[Begin Passage shown]

Canned Smoked Whitefish

This is a topic close to my heart. It is a passion of mine that started in an effort to preserve the biggest harvest I ever had from my garden. It was the summer of 2001 and I had a 4000 square foot garden over flowing with fruits and vegetables. It was the results of working my way through the hardest struggle of my life.  Months before I lost my youngest son. Deep in the dark lonely hole of grief, I was desperate to find something good in the world. Something to busy my mind. My hands. To have purpose. So I started some seeds under a set of florescent lights that winter.

From those dark days grew a passion that gives me tremendous joy and is where I go to think, or not. And the results is an amazing wealth of fresh produce that I preserve to last the entire year.

Along my preserving journey I have made pickles, jams, jellies, pickles eggs and sausage and my latest experiments have been with smoked fish.

Smoked whitefish on Nutmeg Disrupted

Smoked fish is a flavour of my childhood that takes me back immediately to the kitchen table of my childhood home. It was like Christmas when my Gido would arrive bearing bags of whole smoked whitefish. Truly, it was one of the things I most looked forward to, better then any other gift he could have bought.  They were whole fish, cut down the belly, laid flat then smoked until they were dried yet still had a touch of tenderness to them.  I would gently peel the bones back from the fish and break it apart into flakes, popping the pieces into my mouth and slowly enjoyed the salty smokiness of each bite.

[End Passage shown]
[Begin Given records]

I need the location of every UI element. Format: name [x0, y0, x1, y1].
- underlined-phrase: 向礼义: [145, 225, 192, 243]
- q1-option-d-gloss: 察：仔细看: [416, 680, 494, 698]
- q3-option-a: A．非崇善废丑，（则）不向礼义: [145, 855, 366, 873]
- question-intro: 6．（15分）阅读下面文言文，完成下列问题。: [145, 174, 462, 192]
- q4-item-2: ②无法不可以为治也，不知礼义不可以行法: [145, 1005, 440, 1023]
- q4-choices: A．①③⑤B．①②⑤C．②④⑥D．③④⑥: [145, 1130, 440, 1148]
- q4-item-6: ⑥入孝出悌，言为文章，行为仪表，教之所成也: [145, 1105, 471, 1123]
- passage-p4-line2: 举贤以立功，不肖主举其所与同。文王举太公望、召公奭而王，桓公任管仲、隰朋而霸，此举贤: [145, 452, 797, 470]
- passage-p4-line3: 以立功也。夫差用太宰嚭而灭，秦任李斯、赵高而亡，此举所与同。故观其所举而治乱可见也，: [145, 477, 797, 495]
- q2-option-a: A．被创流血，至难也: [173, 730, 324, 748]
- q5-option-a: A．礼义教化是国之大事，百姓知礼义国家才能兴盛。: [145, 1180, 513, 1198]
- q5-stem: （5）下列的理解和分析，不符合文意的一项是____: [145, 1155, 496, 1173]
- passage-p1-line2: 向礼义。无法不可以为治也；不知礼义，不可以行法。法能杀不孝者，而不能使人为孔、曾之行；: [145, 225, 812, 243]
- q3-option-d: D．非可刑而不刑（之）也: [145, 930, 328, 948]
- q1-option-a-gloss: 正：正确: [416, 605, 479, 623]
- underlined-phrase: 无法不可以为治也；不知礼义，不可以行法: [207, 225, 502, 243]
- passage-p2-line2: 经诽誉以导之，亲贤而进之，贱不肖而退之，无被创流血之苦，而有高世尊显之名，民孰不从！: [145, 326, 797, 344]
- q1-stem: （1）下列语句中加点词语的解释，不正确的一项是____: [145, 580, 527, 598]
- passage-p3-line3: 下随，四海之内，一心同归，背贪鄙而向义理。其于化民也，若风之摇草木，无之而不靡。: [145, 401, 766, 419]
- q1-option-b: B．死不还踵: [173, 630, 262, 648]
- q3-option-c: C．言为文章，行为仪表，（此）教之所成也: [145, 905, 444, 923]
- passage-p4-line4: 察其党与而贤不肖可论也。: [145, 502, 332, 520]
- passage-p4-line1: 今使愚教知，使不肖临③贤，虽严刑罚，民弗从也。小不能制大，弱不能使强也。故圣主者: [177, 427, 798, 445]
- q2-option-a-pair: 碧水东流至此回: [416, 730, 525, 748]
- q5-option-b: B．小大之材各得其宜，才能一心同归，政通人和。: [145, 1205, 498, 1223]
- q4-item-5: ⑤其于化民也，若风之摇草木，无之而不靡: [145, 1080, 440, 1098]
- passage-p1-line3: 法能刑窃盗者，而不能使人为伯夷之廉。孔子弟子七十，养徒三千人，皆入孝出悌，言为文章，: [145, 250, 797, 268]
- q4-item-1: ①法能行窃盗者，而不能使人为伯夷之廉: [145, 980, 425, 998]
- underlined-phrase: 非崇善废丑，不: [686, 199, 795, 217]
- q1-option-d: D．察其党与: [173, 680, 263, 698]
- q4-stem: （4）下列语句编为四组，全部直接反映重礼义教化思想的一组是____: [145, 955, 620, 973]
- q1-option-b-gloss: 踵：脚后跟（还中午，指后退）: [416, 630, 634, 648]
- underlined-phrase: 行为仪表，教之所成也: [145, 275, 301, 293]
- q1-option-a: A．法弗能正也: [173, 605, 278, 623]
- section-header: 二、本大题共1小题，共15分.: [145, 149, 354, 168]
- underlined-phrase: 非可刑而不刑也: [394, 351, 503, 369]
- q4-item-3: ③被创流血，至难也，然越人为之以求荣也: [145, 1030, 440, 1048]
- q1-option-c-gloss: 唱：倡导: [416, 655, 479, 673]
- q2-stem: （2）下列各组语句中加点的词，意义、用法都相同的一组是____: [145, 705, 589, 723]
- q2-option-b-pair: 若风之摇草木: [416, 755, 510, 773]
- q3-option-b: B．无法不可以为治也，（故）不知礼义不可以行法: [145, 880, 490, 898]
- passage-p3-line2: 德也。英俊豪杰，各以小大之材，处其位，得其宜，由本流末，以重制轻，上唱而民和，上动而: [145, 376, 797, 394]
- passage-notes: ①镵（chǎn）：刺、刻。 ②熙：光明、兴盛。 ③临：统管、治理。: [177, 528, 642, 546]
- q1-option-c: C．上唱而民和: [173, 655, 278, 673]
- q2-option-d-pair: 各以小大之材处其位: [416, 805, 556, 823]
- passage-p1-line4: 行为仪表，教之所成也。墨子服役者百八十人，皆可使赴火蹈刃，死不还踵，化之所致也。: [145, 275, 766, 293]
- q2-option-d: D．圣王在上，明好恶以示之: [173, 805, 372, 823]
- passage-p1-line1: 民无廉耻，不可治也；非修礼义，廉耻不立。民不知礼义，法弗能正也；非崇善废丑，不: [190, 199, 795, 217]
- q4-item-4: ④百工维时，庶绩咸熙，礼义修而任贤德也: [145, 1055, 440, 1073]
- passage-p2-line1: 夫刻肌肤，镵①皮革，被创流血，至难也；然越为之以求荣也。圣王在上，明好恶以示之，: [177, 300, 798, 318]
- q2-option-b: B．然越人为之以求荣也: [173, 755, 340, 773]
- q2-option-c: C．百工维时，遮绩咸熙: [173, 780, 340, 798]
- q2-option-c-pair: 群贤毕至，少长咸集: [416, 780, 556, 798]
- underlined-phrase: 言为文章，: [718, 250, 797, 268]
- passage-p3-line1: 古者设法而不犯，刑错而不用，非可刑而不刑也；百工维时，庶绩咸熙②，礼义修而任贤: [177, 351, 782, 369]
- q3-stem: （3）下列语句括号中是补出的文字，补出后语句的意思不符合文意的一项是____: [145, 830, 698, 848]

[End Given records]

#### Task:
Continue the passage on canned smoked whitefish from the point where it stops.

#### Reply to the exercise:
That was 35 years ago yet I can picture it as if it was only last week.

Blessed with friends who had just gone fishing it was easy to get as many as I needed. Everyone who knows me knows I love to smoke fish whenever given the chance. Looking for a better way to handle the fish once smoked I looked into canning it. All you need is a pressure cooker. And hey, that is a fantastic reason to pick up an new kitchen toy! I bought  a 22 quart Mirro pressure cooker at Canadian Tire.

22 quart Miro Pressure cooker

The first step in the process is to prep the fish for the brine. It must be scaled but keep the skin on and all the bones need to be removed.

Preping whitefish for smoking

Brine

3 1/2 quarts of water

1 1/2 cups of brown sugar

1 1/2 cups of coarse salt

2 tablespoons of onion powder

1/2 cup of white sugar

8 cloves of garlic, minced

Combine all of the brine ingredients in a large pot over medium heat. Simmer and stir until all sugar and salt is dissolved.

Remove from heat and allow to cool.

Brining whitefish on Nutmeg Disrupted

Once cool add the whitefish and refrigerate for 12 hours.

Remove the fish from the brine and rinse under cool running water. Pat dry.

Spray the rack from the smoker well with non stick spray. Place the fish on the rack, skin side down leaving a bit of space between the pieces. .

Place the rack on the top setting in the smoker and smoke for one hour.

Have all jars clean and sterlized and in hot water. All lids and rings should be in a pot of water, slightly simmering on low/medium heat.

Fill the canner with the proper amount of water for your model. I used 4 quarts for this application.

Remove the whitefish from the smoker and allow to cool for a few moments.

Filling jars with smoked whitefish

Gently fill the jars with warm whitefish, leaving 1/4 headspace in each jar. Drizzle with a touch of canola oil. I then topped each jar with 2 heaping tablespoons of hot sauce.

Adding hot sauce to the smoked fish

Clean the rims of the jars with a hot clean cloth, add the lids and rings until finger tight. Place on the racks of the pressure cooker.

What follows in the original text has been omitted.